• [Information supplied]
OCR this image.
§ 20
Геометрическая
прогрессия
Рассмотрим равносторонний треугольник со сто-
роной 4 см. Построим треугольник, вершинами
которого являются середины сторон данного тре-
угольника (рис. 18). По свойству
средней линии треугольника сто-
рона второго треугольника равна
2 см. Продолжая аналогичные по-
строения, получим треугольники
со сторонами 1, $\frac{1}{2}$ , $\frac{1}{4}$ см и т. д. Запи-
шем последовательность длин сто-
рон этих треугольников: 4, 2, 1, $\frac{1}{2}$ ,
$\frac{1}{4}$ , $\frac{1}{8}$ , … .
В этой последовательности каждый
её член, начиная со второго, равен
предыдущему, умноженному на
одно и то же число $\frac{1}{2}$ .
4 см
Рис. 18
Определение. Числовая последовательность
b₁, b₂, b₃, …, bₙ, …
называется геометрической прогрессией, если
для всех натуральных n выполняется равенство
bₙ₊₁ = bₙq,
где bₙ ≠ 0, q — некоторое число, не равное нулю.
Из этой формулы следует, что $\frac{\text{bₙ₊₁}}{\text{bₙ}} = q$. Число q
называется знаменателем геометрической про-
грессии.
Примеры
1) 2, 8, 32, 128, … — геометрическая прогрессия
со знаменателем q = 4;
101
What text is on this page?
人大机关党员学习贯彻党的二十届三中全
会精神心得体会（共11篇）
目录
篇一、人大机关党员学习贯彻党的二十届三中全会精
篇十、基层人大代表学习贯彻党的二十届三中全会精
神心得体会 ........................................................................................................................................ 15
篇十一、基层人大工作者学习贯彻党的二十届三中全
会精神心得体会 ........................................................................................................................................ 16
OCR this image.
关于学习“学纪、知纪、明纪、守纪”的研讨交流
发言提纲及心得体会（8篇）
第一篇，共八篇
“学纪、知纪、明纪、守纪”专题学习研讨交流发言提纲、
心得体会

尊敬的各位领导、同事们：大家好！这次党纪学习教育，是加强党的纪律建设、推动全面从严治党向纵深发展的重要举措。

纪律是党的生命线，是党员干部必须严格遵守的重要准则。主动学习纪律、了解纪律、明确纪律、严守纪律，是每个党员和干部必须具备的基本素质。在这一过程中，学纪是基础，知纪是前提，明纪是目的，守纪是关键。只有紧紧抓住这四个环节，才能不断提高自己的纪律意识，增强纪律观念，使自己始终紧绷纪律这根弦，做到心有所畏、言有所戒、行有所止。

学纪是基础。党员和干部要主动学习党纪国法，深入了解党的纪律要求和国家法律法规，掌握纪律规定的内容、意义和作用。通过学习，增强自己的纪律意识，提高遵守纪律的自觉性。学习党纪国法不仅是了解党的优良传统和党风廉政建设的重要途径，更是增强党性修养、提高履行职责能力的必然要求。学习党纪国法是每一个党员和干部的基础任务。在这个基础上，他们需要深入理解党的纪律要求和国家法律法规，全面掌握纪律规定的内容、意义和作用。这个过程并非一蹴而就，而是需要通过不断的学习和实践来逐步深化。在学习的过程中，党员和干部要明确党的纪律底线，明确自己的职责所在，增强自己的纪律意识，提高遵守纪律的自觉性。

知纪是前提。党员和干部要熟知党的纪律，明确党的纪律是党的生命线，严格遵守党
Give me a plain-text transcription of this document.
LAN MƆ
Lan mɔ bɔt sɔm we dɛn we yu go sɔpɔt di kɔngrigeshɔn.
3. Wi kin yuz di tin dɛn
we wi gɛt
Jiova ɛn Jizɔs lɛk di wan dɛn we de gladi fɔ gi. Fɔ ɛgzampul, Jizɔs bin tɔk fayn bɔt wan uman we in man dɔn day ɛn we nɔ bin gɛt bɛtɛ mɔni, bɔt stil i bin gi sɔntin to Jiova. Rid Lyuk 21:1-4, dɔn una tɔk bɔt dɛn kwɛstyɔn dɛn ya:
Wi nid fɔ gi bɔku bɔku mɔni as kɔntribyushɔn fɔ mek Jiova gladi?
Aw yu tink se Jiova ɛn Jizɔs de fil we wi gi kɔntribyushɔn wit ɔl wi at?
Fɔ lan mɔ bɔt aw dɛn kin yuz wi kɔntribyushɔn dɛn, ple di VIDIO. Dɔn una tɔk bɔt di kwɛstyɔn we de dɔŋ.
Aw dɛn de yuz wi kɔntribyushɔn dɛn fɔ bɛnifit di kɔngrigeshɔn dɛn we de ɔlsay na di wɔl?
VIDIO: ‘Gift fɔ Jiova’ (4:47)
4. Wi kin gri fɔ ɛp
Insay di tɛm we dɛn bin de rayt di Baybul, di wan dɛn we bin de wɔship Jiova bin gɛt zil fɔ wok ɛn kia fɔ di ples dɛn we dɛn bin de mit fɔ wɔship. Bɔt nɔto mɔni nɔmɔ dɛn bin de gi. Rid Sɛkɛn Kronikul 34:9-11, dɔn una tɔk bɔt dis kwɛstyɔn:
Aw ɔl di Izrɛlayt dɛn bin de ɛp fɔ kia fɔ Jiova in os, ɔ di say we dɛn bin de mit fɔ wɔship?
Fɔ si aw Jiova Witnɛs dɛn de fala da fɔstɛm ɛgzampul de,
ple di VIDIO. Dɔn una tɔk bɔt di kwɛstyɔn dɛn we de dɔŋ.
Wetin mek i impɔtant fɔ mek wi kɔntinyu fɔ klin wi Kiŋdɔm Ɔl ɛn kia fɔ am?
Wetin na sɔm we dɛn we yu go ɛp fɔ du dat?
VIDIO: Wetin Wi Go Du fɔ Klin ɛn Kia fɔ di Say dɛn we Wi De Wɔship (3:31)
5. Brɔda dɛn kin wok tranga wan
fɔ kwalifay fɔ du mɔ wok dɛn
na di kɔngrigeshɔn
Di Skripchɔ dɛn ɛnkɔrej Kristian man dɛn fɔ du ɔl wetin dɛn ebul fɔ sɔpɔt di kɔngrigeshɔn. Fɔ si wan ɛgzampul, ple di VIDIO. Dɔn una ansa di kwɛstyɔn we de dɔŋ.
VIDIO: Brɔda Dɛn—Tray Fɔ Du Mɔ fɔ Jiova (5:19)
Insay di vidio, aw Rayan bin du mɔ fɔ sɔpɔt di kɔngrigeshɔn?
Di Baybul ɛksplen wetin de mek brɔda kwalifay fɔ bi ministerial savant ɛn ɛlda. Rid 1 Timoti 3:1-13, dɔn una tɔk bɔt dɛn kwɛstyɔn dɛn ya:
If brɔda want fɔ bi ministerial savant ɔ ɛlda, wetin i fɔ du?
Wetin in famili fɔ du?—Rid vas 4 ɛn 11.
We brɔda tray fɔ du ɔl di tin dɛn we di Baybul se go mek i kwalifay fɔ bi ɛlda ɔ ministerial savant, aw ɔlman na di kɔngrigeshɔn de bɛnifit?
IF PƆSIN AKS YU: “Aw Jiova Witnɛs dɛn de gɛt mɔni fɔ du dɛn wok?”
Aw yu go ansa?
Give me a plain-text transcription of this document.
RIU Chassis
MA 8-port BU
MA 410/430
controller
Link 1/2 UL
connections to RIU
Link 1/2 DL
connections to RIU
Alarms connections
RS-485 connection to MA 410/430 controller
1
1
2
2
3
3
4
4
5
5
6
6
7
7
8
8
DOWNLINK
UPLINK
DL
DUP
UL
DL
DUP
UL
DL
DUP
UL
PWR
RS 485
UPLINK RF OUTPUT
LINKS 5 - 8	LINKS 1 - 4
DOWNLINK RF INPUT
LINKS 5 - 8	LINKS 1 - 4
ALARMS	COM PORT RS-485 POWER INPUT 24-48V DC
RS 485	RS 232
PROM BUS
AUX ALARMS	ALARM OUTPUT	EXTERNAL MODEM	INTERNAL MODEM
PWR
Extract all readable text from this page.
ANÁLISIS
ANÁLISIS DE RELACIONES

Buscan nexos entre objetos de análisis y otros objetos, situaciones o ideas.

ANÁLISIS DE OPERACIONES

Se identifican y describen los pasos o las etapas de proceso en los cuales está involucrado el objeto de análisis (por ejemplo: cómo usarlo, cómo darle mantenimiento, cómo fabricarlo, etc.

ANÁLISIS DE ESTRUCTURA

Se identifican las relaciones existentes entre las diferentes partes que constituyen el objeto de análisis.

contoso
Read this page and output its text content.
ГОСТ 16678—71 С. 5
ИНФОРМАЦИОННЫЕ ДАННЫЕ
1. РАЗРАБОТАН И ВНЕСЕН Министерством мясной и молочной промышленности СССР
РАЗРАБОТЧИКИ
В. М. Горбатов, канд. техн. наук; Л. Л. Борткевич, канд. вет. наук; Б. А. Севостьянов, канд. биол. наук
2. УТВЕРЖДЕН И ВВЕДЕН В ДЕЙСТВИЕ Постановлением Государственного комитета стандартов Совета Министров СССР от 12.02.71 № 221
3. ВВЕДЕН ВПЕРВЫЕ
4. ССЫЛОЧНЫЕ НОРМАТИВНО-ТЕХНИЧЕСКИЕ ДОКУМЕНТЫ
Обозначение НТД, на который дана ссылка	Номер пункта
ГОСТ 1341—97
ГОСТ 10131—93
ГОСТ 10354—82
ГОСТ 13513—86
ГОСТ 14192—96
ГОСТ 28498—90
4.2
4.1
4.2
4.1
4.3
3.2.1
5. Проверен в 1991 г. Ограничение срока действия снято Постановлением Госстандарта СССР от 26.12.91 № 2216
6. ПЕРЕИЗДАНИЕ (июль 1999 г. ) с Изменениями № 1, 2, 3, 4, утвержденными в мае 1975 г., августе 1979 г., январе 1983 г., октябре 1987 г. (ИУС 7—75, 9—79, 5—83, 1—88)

• [Short exercise]
Show, from the listing above, each line that contains the word "ГОСТ".

• [Answer for this exercise]
ГОСТ 16678—71 С. 5
ГОСТ 1341—97
ГОСТ 10131—93
ГОСТ 10354—82
ГОСТ 13513—86
ГОСТ 14192—96
ГОСТ 28498—90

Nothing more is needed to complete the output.